__Collection entries__:
-*-

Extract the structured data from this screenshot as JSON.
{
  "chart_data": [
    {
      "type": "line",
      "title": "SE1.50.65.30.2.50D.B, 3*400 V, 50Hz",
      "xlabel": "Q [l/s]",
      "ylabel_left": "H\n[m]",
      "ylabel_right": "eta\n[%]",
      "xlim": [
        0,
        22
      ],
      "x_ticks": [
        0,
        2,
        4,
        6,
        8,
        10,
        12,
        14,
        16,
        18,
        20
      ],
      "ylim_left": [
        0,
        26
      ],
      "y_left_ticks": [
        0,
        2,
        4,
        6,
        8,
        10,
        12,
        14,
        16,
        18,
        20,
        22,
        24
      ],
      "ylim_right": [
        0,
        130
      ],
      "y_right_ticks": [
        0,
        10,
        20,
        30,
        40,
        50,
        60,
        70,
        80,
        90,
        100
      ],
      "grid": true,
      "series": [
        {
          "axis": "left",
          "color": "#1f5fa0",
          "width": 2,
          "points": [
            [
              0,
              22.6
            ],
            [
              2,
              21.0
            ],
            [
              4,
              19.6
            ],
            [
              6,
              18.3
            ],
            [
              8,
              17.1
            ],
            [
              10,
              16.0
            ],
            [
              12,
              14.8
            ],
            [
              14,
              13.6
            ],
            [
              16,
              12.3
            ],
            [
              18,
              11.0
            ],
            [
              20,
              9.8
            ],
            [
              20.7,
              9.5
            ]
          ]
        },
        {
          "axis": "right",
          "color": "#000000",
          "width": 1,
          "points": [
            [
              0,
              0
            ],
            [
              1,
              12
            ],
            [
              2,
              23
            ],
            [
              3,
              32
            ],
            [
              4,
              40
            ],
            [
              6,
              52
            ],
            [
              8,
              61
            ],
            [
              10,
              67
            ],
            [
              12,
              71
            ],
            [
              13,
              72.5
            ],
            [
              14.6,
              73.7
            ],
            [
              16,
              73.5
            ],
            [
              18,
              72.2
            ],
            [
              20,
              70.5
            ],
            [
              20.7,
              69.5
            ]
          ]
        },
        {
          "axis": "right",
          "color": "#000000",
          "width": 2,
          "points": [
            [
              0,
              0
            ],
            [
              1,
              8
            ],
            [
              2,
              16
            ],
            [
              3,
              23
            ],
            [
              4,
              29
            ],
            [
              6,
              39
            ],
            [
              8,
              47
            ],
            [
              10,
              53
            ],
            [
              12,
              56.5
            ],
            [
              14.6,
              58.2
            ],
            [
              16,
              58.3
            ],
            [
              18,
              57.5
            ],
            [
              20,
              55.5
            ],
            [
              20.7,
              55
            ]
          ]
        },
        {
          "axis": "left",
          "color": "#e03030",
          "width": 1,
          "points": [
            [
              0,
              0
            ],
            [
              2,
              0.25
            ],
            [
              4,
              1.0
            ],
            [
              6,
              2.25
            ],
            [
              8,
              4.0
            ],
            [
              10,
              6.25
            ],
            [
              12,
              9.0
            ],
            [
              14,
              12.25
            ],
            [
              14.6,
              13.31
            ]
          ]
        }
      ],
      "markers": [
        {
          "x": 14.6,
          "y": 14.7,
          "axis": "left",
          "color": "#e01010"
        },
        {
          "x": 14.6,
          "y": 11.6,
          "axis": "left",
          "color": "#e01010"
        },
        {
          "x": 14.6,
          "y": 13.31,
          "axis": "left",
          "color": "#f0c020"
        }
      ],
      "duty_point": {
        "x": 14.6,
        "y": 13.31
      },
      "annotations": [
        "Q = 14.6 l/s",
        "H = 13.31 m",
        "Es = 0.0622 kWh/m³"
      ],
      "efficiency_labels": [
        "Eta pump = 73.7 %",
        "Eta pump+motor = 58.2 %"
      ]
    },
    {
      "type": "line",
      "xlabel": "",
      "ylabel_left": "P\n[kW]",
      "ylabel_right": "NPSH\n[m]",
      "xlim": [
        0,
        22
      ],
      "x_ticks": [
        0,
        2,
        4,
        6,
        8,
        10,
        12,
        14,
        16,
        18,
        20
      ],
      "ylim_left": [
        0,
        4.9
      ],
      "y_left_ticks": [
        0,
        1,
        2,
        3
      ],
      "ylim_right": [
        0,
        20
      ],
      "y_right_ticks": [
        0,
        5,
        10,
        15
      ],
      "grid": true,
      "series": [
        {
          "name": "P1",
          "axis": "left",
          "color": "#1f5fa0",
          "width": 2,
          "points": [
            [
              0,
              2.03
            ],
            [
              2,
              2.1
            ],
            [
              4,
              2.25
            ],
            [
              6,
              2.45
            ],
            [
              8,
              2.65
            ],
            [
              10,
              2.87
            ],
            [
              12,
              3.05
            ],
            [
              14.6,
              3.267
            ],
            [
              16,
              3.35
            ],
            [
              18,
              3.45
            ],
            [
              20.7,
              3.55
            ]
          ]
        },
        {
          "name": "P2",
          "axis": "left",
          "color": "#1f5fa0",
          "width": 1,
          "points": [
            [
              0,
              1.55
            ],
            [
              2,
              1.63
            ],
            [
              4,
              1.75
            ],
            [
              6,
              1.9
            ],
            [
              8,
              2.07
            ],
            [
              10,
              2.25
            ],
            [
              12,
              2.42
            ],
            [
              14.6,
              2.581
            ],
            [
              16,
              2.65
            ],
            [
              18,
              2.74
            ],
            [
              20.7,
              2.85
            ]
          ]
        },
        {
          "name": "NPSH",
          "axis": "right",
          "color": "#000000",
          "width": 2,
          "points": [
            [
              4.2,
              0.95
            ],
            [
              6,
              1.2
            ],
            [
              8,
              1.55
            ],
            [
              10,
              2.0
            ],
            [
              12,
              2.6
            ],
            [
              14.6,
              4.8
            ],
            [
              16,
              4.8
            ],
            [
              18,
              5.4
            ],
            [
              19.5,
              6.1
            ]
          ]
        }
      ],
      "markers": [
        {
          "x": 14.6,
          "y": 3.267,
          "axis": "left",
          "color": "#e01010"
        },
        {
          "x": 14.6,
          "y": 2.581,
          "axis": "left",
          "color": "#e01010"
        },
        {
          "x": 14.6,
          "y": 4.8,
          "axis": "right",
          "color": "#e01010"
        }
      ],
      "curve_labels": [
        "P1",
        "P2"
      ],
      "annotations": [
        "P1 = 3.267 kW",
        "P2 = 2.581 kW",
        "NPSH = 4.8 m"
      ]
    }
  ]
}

-*-

Return the full listing, character for character.

__EXERCISE SOLUTION__:
Extract the structured data from this screenshot as JSON.
{
  "chart_data": [
    {
      "type": "line",
      "title": "SE1.50.65.30.2.50D.B, 3*400 V, 50Hz",
      "xlabel": "Q [l/s]",
      "ylabel_left": "H\n[m]",
      "ylabel_right": "eta\n[%]",
      "xlim": [
        0,
        22
      ],
      "x_ticks": [
        0,
        2,
        4,
        6,
        8,
        10,
        12,
        14,
        16,
        18,
        20
      ],
      "ylim_left": [
        0,
        26
      ],
      "y_left_ticks": [
        0,
        2,
        4,
        6,
        8,
        10,
        12,
        14,
        16,
        18,
        20,
        22,
        24
      ],
      "ylim_right": [
        0,
        130
      ],
      "y_right_ticks": [
        0,
        10,
        20,
        30,
        40,
        50,
        60,
        70,
        80,
        90,
        100
      ],
      "grid": true,
      "series": [
        {
          "axis": "left",
          "color": "#1f5fa0",
          "width": 2,
          "points": [
            [
              0,
              22.6
            ],
            [
              2,
              21.0
            ],
            [
              4,
              19.6
            ],
            [
              6,
              18.3
            ],
            [
              8,
              17.1
            ],
            [
              10,
              16.0
            ],
            [
              12,
              14.8
            ],
            [
              14,
              13.6
            ],
            [
              16,
              12.3
            ],
            [
              18,
              11.0
            ],
            [
              20,
              9.8
            ],
            [
              20.7,
              9.5
            ]
          ]
        },
        {
          "axis": "right",
          "color": "#000000",
          "width": 1,
          "points": [
            [
              0,
              0
            ],
            [
              1,
              12
            ],
            [
              2,
              23
            ],
            [
              3,
              32
            ],
            [
              4,
              40
            ],
            [
              6,
              52
            ],
            [
              8,
              61
            ],
            [
              10,
              67
            ],
            [
              12,
              71
            ],
            [
              13,
              72.5
            ],
            [
              14.6,
              73.7
            ],
            [
              16,
              73.5
            ],
            [
              18,
              72.2
            ],
            [
              20,
              70.5
            ],
            [
              20.7,
              69.5
            ]
          ]
        },
        {
          "axis": "right",
          "color": "#000000",
          "width": 2,
          "points": [
            [
              0,
              0
            ],
            [
              1,
              8
            ],
            [
              2,
              16
            ],
            [
              3,
              23
            ],
            [
              4,
              29
            ],
            [
              6,
              39
            ],
            [
              8,
              47
            ],
            [
              10,
              53
            ],
            [
              12,
              56.5
            ],
            [
              14.6,
              58.2
            ],
            [
              16,
              58.3
            ],
            [
              18,
              57.5
            ],
            [
              20,
              55.5
            ],
            [
              20.7,
              55
            ]
          ]
        },
        {
          "axis": "left",
          "color": "#e03030",
          "width": 1,
          "points": [
            [
              0,
              0
            ],
            [
              2,
              0.25
            ],
            [
              4,
              1.0
            ],
            [
              6,
              2.25
            ],
            [
              8,
              4.0
            ],
            [
              10,
              6.25
            ],
            [
              12,
              9.0
            ],
            [
              14,
              12.25
            ],
            [
              14.6,
              13.31
            ]
          ]
        }
      ],
      "markers": [
        {
          "x": 14.6,
          "y": 14.7,
          "axis": "left",
          "color": "#e01010"
        },
        {
          "x": 14.6,
          "y": 11.6,
          "axis": "left",
          "color": "#e01010"
        },
        {
          "x": 14.6,
          "y": 13.31,
          "axis": "left",
          "color": "#f0c020"
        }
      ],
      "duty_point": {
        "x": 14.6,
        "y": 13.31
      },
      "annotations": [
        "Q = 14.6 l/s",
        "H = 13.31 m",
        "Es = 0.0622 kWh/m³"
      ],
      "efficiency_labels": [
        "Eta pump = 73.7 %",
        "Eta pump+motor = 58.2 %"
      ]
    },
    {
      "type": "line",
      "xlabel": "",
      "ylabel_left": "P\n[kW]",
      "ylabel_right": "NPSH\n[m]",
      "xlim": [
        0,
        22
      ],
      "x_ticks": [
        0,
        2,
        4,
        6,
        8,
        10,
        12,
        14,
        16,
        18,
        20
      ],
      "ylim_left": [
        0,
        4.9
      ],
      "y_left_ticks": [
        0,
        1,
        2,
        3
      ],
      "ylim_right": [
        0,
        20
      ],
      "y_right_ticks": [
        0,
        5,
        10,
        15
      ],
      "grid": true,
      "series": [
        {
          "name": "P1",
          "axis": "left",
          "color": "#1f5fa0",
          "width": 2,
          "points": [
            [
              0,
              2.03
            ],
            [
              2,
              2.1
            ],
            [
              4,
              2.25
            ],
            [
              6,
              2.45
            ],
            [
              8,
              2.65
            ],
            [
              10,
              2.87
            ],
            [
              12,
              3.05
            ],
            [
              14.6,
              3.267
            ],
            [
              16,
              3.35
            ],
            [
              18,
              3.45
            ],
            [
              20.7,
              3.55
            ]
          ]
        },
        {
          "name": "P2",
          "axis": "left",
          "color": "#1f5fa0",
          "width": 1,
          "points": [
            [
              0,
              1.55
            ],
            [
              2,
              1.63
            ],
            [
              4,
              1.75
            ],
            [
              6,
              1.9
            ],
            [
              8,
              2.07
            ],
            [
              10,
              2.25
            ],
            [
              12,
              2.42
            ],
            [
              14.6,
              2.581
            ],
            [
              16,
              2.65
            ],
            [
              18,
              2.74
            ],
            [
              20.7,
              2.85
            ]
          ]
        },
        {
          "name": "NPSH",
          "axis": "right",
          "color": "#000000",
          "width": 2,
          "points": [
            [
              4.2,
              0.95
            ],
            [
              6,
              1.2
            ],
            [
              8,
              1.55
            ],
            [
              10,
              2.0
            ],
            [
              12,
              2.6
            ],
            [
              14.6,
              4.8
            ],
            [
              16,
              4.8
            ],
            [
              18,
              5.4
            ],
            [
              19.5,
              6.1
            ]
          ]
        }
      ],
      "markers": [
        {
          "x": 14.6,
          "y": 3.267,
          "axis": "left",
          "color": "#e01010"
        },
        {
          "x": 14.6,
          "y": 2.581,
          "axis": "left",
          "color": "#e01010"
        },
        {
          "x": 14.6,
          "y": 4.8,
          "axis": "right",
          "color": "#e01010"
        }
      ],
      "curve_labels": [
        "P1",
        "P2"
      ],
      "annotations": [
        "P1 = 3.267 kW",
        "P2 = 2.581 kW",
        "NPSH = 4.8 m"
      ]
    }
  ]
}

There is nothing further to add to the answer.